**Set problem:**
Filter the entries and keep only the lines where the string "this" appears.
** Start Dataset extract **
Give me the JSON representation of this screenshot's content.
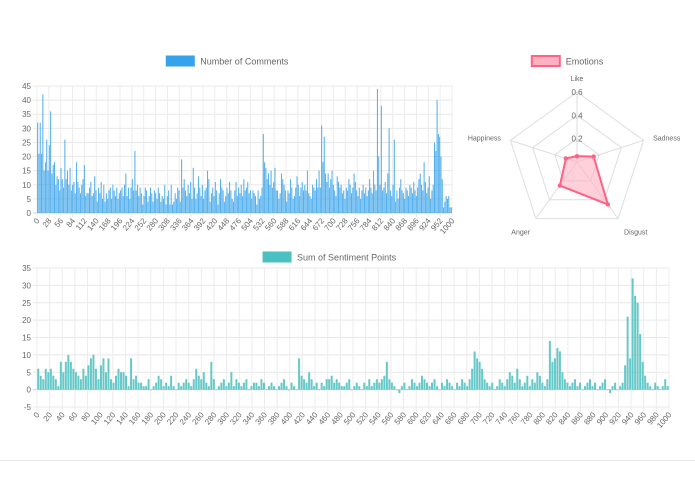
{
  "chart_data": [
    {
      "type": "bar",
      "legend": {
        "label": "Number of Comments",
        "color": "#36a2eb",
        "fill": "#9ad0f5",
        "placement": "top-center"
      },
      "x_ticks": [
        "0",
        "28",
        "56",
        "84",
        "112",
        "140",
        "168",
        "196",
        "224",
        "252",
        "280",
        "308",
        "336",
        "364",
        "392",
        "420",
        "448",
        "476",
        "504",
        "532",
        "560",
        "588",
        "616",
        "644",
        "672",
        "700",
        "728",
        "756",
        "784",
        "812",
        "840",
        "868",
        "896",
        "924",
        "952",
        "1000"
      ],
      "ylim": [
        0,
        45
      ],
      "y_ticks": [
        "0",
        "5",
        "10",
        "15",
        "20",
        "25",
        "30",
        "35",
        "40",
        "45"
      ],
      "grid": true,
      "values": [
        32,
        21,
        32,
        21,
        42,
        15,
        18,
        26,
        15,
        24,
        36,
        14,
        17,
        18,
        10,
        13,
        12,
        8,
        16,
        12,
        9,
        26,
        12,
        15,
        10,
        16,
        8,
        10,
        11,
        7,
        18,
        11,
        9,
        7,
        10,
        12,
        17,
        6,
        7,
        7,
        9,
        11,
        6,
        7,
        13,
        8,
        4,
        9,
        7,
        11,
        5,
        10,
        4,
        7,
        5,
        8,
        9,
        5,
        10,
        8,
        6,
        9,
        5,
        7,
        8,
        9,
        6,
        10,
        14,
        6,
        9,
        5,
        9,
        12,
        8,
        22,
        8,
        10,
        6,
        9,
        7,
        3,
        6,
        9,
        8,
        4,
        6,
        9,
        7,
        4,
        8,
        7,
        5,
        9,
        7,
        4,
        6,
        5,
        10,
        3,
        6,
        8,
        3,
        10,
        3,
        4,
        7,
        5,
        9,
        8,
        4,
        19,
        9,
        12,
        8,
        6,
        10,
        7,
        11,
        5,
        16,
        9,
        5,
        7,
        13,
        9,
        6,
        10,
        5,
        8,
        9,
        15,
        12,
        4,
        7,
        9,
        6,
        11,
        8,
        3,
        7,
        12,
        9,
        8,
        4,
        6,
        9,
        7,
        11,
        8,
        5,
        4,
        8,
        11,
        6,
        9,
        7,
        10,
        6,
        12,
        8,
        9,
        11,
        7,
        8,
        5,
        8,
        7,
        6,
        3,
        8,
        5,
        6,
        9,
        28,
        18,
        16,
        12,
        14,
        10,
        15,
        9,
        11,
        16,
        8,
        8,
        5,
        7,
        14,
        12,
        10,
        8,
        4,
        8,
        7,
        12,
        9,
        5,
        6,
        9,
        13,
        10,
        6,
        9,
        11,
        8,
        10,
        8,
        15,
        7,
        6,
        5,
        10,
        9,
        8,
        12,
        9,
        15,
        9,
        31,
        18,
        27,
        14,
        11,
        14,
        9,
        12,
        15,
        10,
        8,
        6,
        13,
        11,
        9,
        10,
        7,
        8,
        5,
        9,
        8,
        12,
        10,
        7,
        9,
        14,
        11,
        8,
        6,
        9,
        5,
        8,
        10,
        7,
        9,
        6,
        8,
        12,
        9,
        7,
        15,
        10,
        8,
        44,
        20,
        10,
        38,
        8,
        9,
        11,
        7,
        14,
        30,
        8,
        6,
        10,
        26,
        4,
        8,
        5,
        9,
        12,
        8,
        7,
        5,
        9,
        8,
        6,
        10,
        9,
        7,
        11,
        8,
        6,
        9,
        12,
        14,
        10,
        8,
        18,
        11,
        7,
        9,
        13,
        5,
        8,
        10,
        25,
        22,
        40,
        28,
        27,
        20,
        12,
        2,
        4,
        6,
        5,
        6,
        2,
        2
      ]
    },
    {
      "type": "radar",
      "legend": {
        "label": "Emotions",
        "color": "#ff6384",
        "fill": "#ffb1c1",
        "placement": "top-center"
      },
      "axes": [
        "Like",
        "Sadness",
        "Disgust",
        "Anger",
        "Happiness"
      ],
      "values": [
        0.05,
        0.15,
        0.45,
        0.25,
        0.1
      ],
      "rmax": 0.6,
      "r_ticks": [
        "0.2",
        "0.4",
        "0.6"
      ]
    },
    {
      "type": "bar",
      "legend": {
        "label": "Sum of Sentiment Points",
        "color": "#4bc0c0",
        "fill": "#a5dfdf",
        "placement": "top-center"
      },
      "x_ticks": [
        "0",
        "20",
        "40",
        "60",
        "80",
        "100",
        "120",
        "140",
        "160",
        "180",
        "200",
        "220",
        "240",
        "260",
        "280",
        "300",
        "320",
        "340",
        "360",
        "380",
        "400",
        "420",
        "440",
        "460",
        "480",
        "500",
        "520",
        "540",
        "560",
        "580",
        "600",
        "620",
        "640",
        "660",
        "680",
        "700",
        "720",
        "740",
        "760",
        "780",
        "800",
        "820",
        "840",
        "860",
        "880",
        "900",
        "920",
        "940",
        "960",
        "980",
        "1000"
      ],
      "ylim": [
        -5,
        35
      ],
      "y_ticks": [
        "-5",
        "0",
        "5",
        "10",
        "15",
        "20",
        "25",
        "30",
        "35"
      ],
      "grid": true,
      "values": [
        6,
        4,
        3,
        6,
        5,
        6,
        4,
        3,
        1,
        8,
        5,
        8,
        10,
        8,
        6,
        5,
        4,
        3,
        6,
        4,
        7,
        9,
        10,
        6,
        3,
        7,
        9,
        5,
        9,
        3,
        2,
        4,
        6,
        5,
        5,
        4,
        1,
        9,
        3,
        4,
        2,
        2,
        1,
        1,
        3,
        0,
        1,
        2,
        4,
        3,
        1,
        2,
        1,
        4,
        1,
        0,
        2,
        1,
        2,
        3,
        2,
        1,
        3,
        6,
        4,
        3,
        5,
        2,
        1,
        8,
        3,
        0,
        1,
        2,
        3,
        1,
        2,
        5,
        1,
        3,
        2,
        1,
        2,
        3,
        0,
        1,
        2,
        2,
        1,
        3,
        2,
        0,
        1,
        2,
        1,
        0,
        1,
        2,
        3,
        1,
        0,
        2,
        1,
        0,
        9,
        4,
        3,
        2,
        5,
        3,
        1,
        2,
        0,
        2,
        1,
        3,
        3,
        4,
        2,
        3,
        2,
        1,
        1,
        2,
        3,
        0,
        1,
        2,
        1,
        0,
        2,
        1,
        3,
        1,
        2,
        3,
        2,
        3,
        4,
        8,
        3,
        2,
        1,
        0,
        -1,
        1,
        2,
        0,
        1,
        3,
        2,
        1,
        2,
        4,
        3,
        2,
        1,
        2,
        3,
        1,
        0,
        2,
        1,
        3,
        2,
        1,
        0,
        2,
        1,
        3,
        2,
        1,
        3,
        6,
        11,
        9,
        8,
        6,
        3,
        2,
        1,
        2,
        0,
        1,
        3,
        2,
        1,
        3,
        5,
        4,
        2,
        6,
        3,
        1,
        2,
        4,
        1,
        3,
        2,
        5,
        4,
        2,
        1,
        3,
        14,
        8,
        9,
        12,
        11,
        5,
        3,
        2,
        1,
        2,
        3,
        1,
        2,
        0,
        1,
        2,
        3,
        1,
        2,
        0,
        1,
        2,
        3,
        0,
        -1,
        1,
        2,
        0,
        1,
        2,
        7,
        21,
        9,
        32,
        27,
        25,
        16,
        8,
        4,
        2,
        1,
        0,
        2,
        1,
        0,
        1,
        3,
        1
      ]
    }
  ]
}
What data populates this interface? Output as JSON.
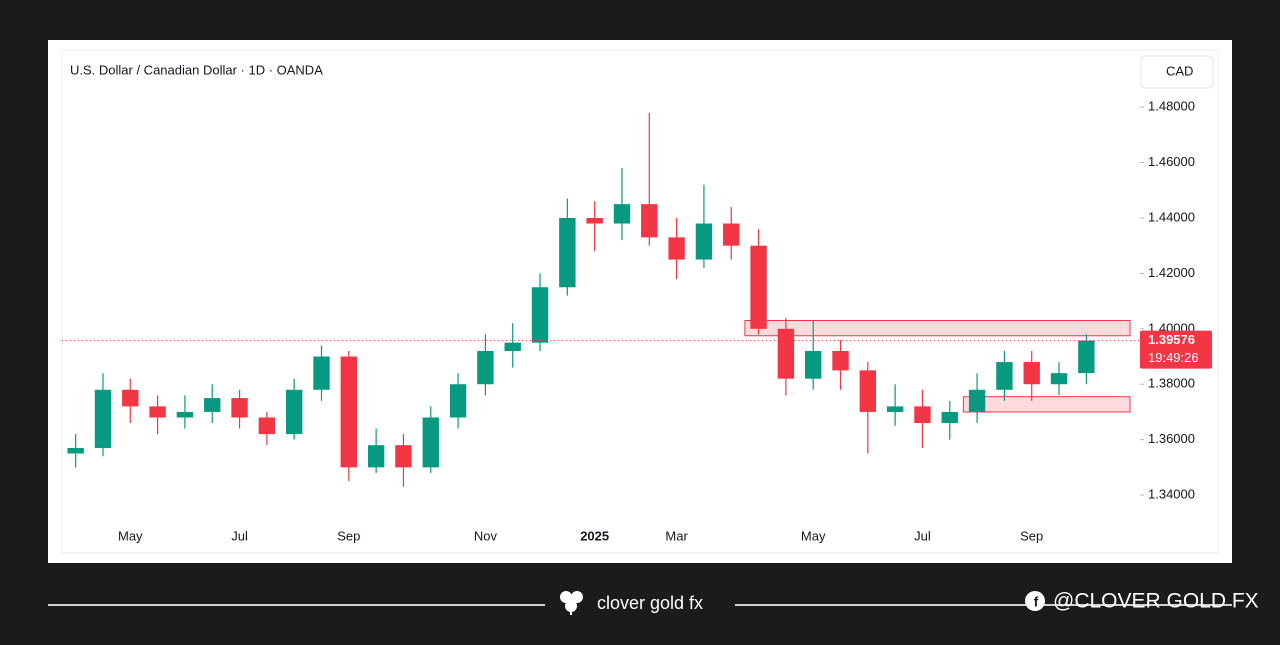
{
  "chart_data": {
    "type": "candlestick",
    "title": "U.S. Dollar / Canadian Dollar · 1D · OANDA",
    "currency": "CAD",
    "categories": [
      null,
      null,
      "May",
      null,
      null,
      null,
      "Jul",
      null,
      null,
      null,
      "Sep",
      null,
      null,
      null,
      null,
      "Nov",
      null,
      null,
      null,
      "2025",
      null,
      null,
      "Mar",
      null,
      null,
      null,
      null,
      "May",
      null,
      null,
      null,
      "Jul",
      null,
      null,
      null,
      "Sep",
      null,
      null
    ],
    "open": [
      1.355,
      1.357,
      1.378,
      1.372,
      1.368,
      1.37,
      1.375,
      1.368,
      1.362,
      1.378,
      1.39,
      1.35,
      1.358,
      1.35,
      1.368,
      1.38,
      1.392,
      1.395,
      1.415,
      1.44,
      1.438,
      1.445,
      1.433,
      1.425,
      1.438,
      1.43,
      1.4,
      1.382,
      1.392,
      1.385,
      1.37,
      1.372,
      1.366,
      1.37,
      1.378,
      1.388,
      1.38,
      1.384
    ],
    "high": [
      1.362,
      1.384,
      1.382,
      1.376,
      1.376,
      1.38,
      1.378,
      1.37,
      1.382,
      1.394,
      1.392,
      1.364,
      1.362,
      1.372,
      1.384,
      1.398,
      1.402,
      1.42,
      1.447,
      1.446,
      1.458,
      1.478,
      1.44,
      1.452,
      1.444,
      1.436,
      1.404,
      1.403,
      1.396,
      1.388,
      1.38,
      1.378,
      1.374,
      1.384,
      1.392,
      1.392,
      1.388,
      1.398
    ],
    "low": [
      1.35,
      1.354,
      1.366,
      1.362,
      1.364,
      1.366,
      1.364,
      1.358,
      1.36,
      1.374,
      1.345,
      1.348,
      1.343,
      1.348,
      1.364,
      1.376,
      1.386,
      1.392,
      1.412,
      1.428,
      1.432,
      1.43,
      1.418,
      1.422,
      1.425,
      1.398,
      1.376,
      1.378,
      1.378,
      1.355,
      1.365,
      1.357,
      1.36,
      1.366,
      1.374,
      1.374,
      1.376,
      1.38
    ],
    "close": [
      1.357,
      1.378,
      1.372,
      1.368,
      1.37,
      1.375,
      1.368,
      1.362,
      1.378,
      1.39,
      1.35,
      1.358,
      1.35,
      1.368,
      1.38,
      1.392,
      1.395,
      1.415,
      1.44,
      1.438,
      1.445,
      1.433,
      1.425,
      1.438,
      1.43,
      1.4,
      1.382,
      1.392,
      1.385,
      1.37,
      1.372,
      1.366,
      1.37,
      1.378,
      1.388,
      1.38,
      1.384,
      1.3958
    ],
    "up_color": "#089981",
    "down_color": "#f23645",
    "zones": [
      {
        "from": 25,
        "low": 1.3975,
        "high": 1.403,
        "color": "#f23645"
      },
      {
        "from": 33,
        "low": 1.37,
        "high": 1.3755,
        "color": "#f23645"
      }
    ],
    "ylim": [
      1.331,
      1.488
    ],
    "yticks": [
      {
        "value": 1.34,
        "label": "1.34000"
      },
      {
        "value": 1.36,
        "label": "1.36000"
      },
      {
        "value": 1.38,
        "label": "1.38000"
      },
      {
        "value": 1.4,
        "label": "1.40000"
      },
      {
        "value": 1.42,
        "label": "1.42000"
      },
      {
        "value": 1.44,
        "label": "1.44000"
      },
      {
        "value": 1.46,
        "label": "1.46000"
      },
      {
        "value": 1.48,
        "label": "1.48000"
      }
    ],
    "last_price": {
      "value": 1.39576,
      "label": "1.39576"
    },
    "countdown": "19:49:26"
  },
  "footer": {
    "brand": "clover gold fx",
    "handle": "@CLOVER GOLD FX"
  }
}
** End Dataset extract **
**Exercise response:**
Give me the JSON representation of this screenshot's content.
What data populates this interface? Output as JSON.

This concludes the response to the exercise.